Task objective: Of the lines listed below, how many contain the string "Santiago"? Answer with the number alone.

Listed records:
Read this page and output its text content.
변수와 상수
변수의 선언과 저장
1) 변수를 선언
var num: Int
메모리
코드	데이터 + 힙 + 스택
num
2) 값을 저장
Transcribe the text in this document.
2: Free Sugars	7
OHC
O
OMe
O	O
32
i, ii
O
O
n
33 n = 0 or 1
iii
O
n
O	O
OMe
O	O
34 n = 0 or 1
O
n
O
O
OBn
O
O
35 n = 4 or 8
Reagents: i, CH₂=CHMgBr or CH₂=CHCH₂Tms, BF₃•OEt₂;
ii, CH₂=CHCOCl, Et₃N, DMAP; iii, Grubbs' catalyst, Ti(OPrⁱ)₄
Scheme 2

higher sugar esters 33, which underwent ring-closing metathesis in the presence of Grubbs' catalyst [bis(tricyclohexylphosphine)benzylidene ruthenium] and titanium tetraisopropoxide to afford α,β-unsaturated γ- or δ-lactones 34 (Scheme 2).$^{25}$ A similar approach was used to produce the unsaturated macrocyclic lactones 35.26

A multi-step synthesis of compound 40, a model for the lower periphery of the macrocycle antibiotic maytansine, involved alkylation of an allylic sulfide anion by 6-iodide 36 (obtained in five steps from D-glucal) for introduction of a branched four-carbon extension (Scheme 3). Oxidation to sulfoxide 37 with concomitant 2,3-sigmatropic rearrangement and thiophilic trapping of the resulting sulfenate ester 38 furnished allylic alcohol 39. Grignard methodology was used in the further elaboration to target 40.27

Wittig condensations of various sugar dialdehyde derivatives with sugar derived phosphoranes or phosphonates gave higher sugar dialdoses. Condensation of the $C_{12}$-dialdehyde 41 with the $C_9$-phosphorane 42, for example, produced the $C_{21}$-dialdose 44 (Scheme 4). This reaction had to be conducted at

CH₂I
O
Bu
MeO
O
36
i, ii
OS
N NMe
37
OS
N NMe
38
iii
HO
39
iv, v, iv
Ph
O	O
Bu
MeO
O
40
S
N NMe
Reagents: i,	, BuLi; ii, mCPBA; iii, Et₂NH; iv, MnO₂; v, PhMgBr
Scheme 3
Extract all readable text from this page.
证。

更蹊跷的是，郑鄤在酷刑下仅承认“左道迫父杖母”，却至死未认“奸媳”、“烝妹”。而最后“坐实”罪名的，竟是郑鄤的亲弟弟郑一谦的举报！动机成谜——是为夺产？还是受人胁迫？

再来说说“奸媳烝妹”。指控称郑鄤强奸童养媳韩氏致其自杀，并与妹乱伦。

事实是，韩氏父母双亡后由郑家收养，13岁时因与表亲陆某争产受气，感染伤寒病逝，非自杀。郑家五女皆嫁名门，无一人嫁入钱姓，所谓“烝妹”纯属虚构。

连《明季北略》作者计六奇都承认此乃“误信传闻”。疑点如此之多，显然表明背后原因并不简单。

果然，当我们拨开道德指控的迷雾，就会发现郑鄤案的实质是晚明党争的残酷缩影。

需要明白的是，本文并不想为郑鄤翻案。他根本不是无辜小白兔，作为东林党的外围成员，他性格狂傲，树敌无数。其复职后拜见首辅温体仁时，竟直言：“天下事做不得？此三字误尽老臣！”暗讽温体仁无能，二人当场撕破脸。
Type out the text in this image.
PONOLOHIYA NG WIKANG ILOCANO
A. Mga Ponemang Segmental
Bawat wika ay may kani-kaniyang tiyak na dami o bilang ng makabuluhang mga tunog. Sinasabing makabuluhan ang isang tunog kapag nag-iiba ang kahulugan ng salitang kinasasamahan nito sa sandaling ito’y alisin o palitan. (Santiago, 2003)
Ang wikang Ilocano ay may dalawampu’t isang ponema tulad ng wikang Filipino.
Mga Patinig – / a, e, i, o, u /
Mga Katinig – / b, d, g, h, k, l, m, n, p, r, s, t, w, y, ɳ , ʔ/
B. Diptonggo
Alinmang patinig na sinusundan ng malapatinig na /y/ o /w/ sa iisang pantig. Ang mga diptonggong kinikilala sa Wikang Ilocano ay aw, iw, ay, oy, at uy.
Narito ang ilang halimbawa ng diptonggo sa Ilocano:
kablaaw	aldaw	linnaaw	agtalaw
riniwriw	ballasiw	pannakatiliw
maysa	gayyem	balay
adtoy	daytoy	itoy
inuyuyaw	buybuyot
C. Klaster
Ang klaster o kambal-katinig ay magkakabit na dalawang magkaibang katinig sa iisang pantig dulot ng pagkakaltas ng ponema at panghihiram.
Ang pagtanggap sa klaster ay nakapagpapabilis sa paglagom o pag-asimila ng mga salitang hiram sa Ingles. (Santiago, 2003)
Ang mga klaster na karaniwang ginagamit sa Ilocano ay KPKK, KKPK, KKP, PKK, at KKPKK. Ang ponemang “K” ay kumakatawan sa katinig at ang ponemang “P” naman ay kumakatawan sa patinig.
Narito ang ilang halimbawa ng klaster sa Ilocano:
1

Task result: 2